** start of DATASET EXTRACT **
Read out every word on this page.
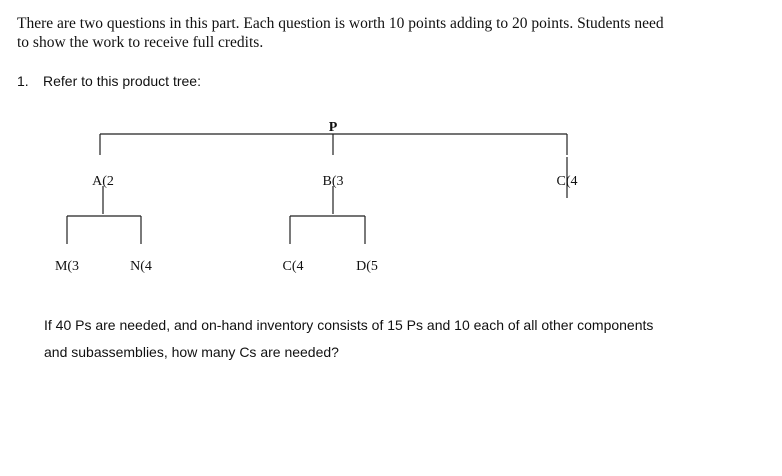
There are two questions in this part. Each question is worth 10 points adding to 20 points. Students need
to show the work to receive full credits.
1. Refer to this product tree:
P
A(2	B(3	C(4
M(3	N(4	C(4	D(5
If 40 Ps are needed, and on-hand inventory consists of 15 Ps and 10 each of all other components
and subassemblies, how many Cs are needed?
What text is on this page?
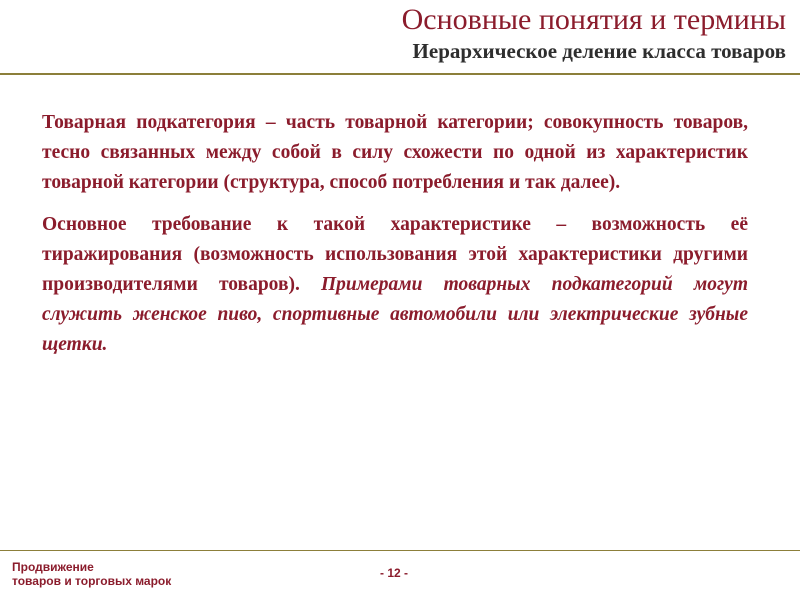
Основные понятия и термины
Иерархическое деление класса товаров

Товарная подкатегория – часть товарной категории; совокупность товаров, тесно связанных между собой в силу схожести по одной из характеристик товарной категории (структура, способ потребления и так далее).

Основное требование к такой характеристике – возможность её тиражирования (возможность использования этой характеристики другими производителями товаров). Примерами товарных подкатегорий могут служить женское пиво, спортивные автомобили или электрические зубные щетки.

Продвижение
товаров и торговых марок
- 12 -
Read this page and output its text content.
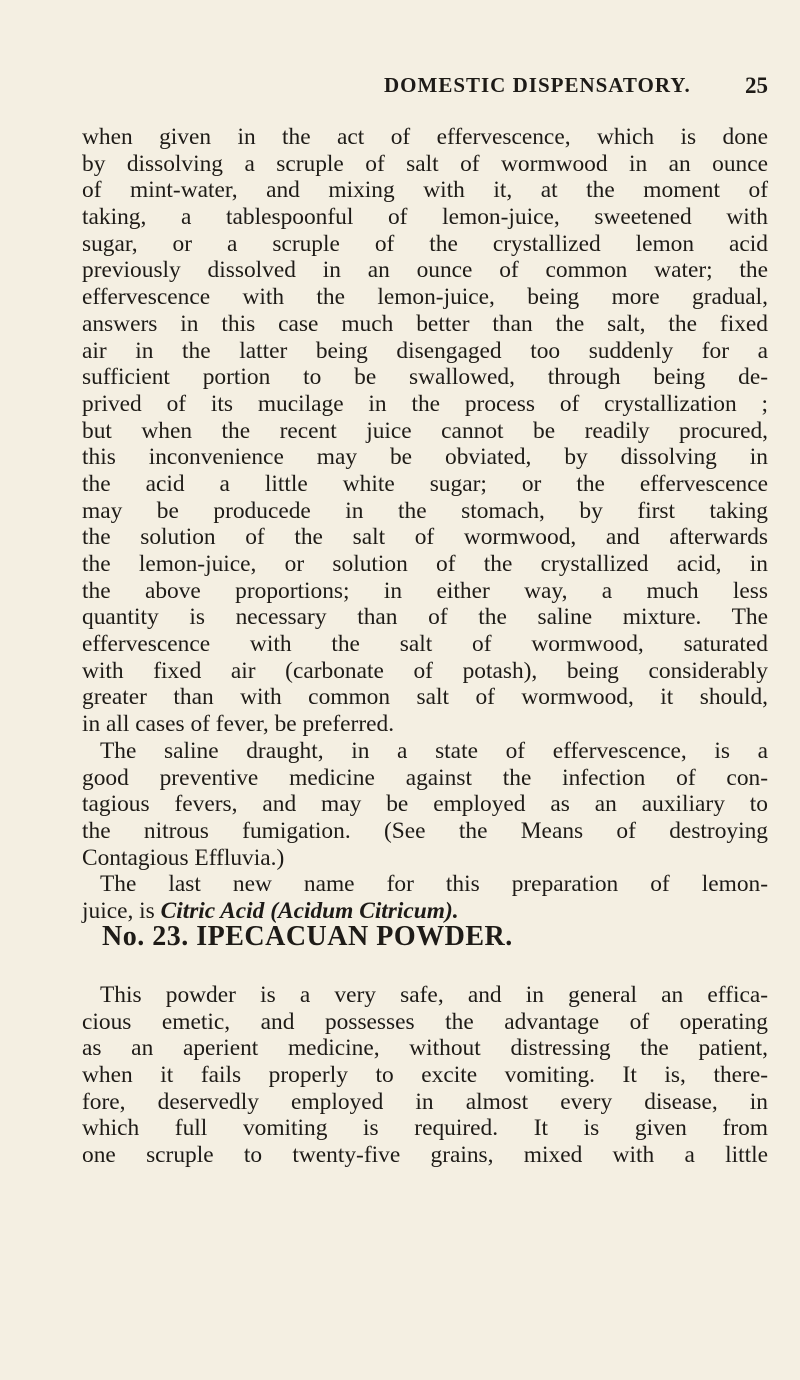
DOMESTIC DISPENSATORY. 25
when given in the act of effervescence, which is done
by dissolving a scruple of salt of wormwood in an ounce
of mint-water, and mixing with it, at the moment of
taking, a tablespoonful of lemon-juice, sweetened with
sugar, or a scruple of the crystallized lemon acid
previously dissolved in an ounce of common water; the
effervescence with the lemon-juice, being more gradual,
answers in this case much better than the salt, the fixed
air in the latter being disengaged too suddenly for a
sufficient portion to be swallowed, through being de-
prived of its mucilage in the process of crystallization ;
but when the recent juice cannot be readily procured,
this inconvenience may be obviated, by dissolving in
the acid a little white sugar; or the effervescence
may be producede in the stomach, by first taking
the solution of the salt of wormwood, and afterwards
the lemon-juice, or solution of the crystallized acid, in
the above proportions; in either way, a much less
quantity is necessary than of the saline mixture. The
effervescence with the salt of wormwood, saturated
with fixed air (carbonate of potash), being considerably
greater than with common salt of wormwood, it should,
in all cases of fever, be preferred.
The saline draught, in a state of effervescence, is a
good preventive medicine against the infection of con-
tagious fevers, and may be employed as an auxiliary to
the nitrous fumigation. (See the Means of destroying
Contagious Effluvia.)
The last new name for this preparation of lemon-
juice, is Citric Acid (Acidum Citricum).
No. 23. IPECACUAN POWDER.
This powder is a very safe, and in general an effica-
cious emetic, and possesses the advantage of operating
as an aperient medicine, without distressing the patient,
when it fails properly to excite vomiting. It is, there-
fore, deservedly employed in almost every disease, in
which full vomiting is required. It is given from
one scruple to twenty-five grains, mixed with a little
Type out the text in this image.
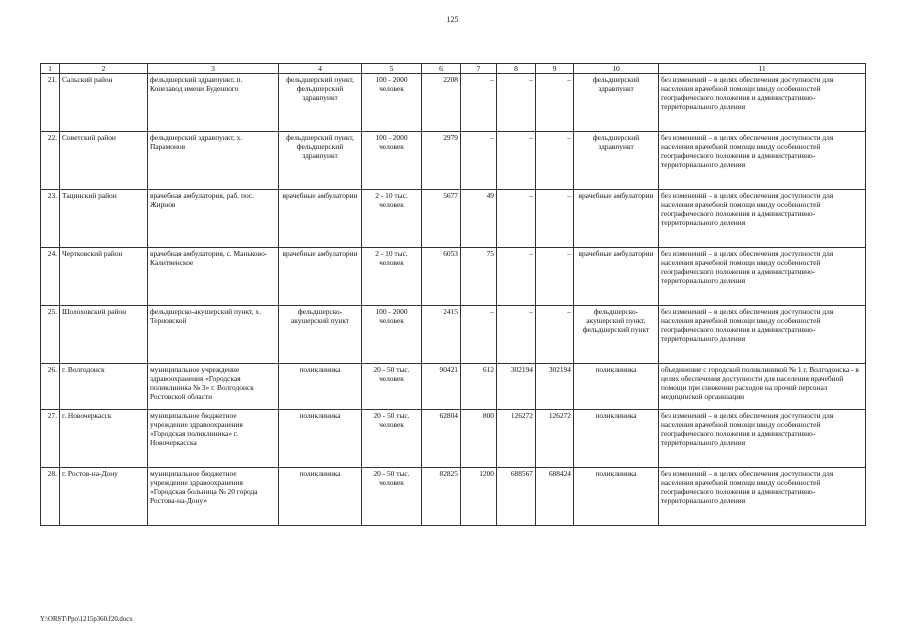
125
1	2	3	4	5	6	7	8	9	10	11
21.	Сальский район	фельдшерский здравпункт, п. Конезавод имени Буденного	фельдшерский пункт, фельдшерский здравпункт	100 - 2000 человек	2208	–	–	–	фельдшерский здравпункт	без изменений – в целях обеспечения доступности для населения врачебной помощи ввиду особенностей географического положения и административно-территориального деления
22.	Советский район	фельдшерский здравпункт, х. Парамонов	фельдшерский пункт, фельдшерский здравпункт	100 - 2000 человек	2979	–	–	–	фельдшерский здравпункт	без изменений – в целях обеспечения доступности для населения врачебной помощи ввиду особенностей географического положения и административно-территориального деления
23.	Тацинский район	врачебная амбулатория, раб. пос. Жирнов	врачебные амбулатории	2 - 10 тыс. человек	5677	49	–	–	врачебные амбулатории	без изменений – в целях обеспечения доступности для населения врачебной помощи ввиду особенностей географического положения и административно-территориального деления
24.	Чертковский район	врачебная амбулатория, с. Маньково-Калитвенское	врачебные амбулатории	2 - 10 тыс. человек	6053	75	–	–	врачебные амбулатории	без изменений – в целях обеспечения доступности для населения врачебной помощи ввиду особенностей географического положения и административно-территориального деления
25.	Шолоховский район	фельдшерско-акушерский пункт, х. Терновской	фельдшерско-акушерский пункт	100 - 2000 человек	2415	–	–	–	фельдшерско-акушерский пункт, фельдшерский пункт	без изменений – в целях обеспечения доступности для населения врачебной помощи ввиду особенностей географического положения и административно-территориального деления
26.	г. Волгодонск	муниципальное учреждение здравоохранения «Городская поликлиника № 3» г. Волгодонск Ростовской области	поликлиника	20 - 50 тыс. человек	90421	612	302194	302194	поликлиника	объединение с городской поликлиникой № 1 г. Волгодонска - в целях обеспечения доступности для населения врачебной помощи при снижении расходов на прочий персонал медицинской организации
27.	г. Новочеркасск	муниципальное бюджетное учреждение здравоохранения «Городская поликлиника» г. Новочеркасска	поликлиника	20 - 50 тыс. человек	62804	800	126272	126272	поликлиника	без изменений – в целях обеспечения доступности для населения врачебной помощи ввиду особенностей географического положения и административно-территориального деления
28.	г. Ростов-на-Дону	муниципальное бюджетное учреждение здравоохранения «Городская больница № 20 города Ростова-на-Дону»	поликлиника	20 - 50 тыс. человек	82825	1200	688567	688424	поликлиника	без изменений – в целях обеспечения доступности для населения врачебной помощи ввиду особенностей географического положения и административно-территориального деления
Y:\ORST\Ppo\1215p360.f20.docx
** end of DATASET EXTRACT **
WORK TO COMPLETE:
Collect each line above holding the string "given".

TASK SOLUTION:
when given in the act of effervescence, which is done
which full vomiting is required. It is given from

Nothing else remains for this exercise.